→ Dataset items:
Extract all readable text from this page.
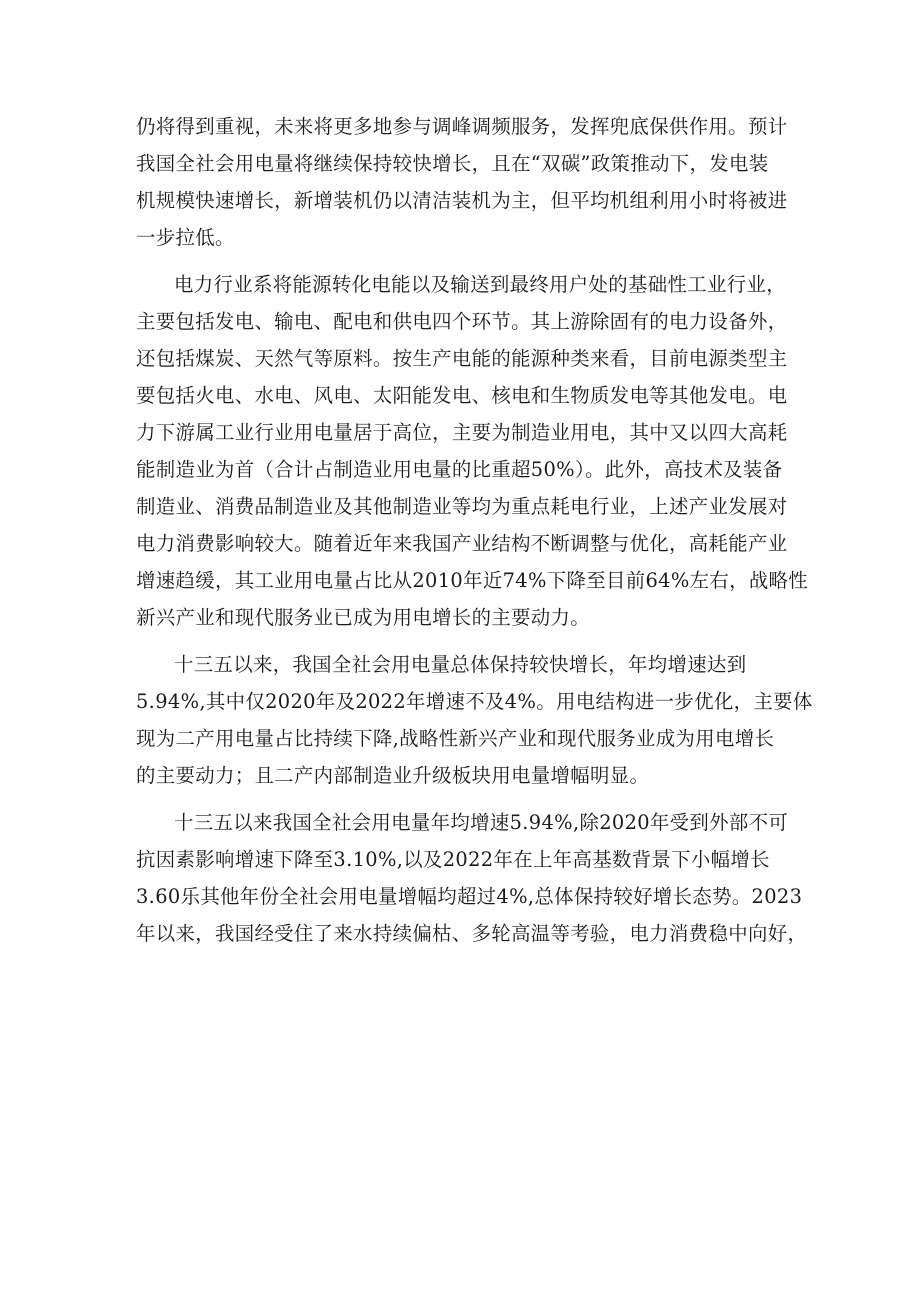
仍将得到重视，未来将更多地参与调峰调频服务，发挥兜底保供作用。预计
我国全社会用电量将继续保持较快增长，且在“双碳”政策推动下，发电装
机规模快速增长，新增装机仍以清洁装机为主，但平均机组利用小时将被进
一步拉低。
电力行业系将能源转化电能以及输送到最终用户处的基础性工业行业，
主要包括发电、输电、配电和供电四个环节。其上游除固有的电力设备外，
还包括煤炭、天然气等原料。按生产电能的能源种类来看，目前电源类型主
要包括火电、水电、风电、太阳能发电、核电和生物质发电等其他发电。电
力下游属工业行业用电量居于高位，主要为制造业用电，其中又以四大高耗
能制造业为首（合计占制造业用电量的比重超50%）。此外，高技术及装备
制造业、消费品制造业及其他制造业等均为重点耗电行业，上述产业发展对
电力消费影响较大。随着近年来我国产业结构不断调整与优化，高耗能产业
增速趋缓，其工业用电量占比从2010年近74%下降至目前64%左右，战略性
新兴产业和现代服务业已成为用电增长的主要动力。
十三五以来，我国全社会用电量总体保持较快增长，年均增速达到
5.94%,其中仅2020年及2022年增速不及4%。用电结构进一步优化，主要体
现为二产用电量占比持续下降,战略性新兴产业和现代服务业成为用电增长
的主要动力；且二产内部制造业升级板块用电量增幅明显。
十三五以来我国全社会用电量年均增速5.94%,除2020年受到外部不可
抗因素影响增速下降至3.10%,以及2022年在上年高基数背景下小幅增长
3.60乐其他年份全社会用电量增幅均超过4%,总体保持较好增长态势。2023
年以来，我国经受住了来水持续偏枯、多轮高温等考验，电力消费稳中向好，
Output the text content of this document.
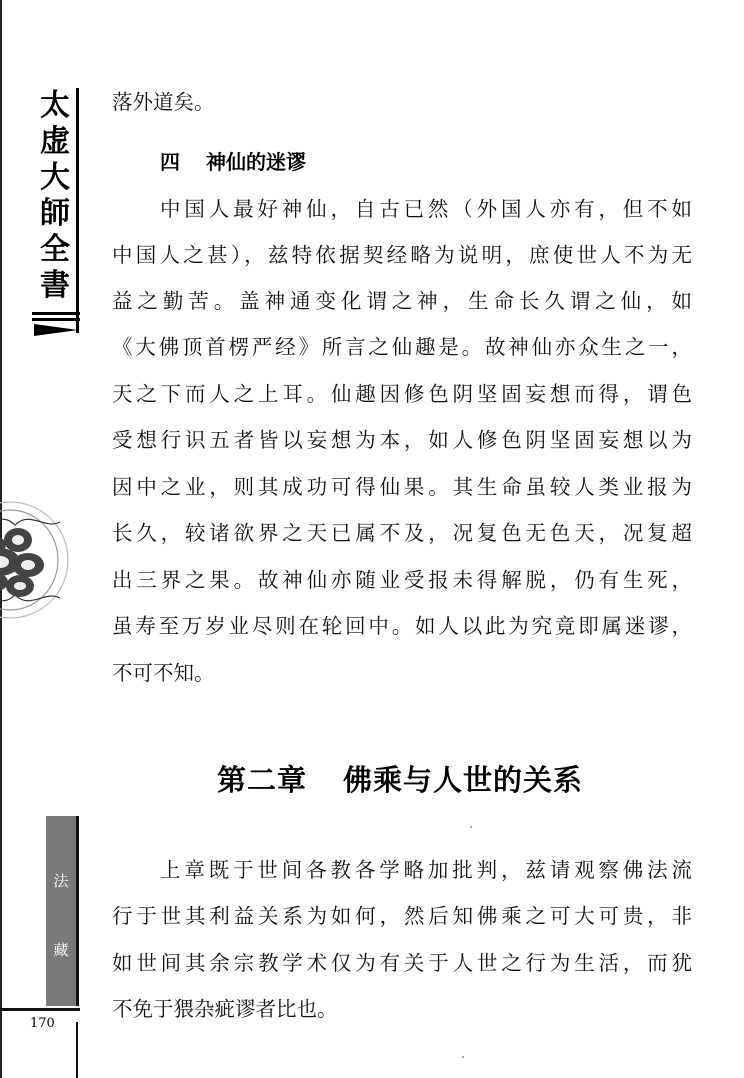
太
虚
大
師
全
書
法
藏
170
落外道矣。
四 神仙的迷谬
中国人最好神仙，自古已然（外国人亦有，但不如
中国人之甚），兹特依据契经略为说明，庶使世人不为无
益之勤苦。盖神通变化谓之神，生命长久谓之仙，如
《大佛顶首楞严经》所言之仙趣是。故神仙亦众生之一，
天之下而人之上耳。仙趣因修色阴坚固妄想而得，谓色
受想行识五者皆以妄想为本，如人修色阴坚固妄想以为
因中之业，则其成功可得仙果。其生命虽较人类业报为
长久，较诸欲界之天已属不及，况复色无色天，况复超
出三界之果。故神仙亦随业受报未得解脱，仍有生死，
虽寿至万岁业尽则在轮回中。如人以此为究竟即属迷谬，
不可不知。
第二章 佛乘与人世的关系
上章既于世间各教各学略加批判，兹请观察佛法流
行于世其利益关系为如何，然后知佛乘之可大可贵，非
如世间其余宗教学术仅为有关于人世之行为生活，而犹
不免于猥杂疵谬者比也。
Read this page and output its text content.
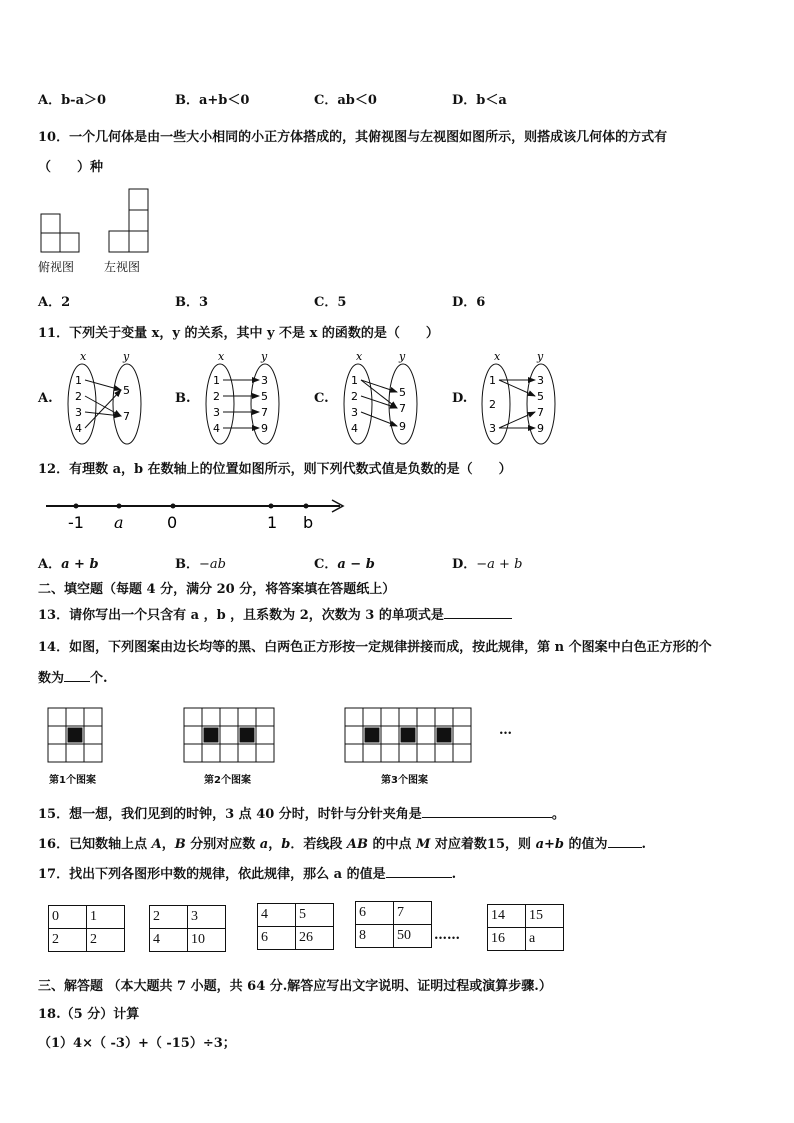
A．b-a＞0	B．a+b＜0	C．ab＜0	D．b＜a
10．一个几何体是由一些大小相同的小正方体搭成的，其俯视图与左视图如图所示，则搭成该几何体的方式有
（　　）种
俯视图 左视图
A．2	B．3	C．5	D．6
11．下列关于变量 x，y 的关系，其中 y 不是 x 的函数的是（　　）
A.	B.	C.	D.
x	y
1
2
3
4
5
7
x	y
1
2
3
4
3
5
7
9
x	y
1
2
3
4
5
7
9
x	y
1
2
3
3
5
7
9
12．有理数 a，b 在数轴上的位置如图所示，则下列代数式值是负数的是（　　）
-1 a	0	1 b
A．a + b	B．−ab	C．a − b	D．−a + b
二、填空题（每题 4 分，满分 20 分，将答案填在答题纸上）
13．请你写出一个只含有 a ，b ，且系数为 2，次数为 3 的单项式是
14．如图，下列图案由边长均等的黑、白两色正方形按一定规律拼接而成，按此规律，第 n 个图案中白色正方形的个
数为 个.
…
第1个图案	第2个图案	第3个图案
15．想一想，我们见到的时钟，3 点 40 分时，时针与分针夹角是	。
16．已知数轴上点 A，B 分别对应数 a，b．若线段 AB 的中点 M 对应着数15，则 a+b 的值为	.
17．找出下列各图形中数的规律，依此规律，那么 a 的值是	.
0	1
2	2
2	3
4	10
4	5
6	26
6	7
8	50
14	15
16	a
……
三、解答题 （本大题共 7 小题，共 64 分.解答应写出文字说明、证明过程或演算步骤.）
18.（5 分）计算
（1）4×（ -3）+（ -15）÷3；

→ EXERCISE INSTRUCTIONS:
Within the listing above, copy each line that has the string "text".

→ RESULT FOR THIS EXERCISE:
Extract all readable text from this page.
Output the text content of this document.
Read this page and output its text content.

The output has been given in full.